Excerpt from a dataset
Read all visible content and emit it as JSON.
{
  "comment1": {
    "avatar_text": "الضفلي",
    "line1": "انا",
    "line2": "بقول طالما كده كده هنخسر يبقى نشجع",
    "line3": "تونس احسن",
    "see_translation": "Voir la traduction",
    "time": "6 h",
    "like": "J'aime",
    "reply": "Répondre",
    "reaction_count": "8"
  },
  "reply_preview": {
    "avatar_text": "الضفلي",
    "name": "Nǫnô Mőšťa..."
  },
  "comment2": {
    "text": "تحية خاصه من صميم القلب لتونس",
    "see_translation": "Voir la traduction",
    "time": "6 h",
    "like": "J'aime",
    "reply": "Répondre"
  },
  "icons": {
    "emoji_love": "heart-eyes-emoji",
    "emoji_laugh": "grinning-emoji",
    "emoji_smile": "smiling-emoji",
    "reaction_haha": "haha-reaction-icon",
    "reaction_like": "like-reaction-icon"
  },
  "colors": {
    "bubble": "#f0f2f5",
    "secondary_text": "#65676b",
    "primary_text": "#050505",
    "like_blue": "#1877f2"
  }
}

==

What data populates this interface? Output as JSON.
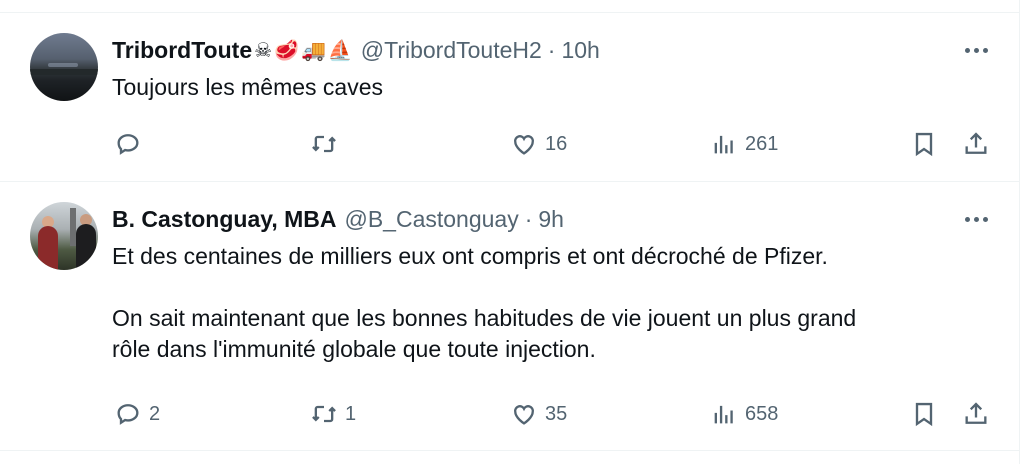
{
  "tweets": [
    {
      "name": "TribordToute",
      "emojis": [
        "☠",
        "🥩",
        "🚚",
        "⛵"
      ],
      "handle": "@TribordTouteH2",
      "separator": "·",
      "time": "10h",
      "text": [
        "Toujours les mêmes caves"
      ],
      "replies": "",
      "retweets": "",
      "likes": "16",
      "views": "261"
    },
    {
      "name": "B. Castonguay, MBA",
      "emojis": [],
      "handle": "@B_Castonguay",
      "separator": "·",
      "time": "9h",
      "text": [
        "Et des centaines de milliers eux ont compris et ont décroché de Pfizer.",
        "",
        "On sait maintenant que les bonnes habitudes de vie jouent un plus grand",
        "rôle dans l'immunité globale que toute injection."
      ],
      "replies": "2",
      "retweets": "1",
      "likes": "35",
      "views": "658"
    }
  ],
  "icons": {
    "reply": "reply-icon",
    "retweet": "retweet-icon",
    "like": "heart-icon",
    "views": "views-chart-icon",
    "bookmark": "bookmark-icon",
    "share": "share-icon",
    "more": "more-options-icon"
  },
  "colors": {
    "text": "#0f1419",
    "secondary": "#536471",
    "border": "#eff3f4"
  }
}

Written task:
In the records above, how many lines hold the string "JSON"? Reply with only the number.

Written solution:
2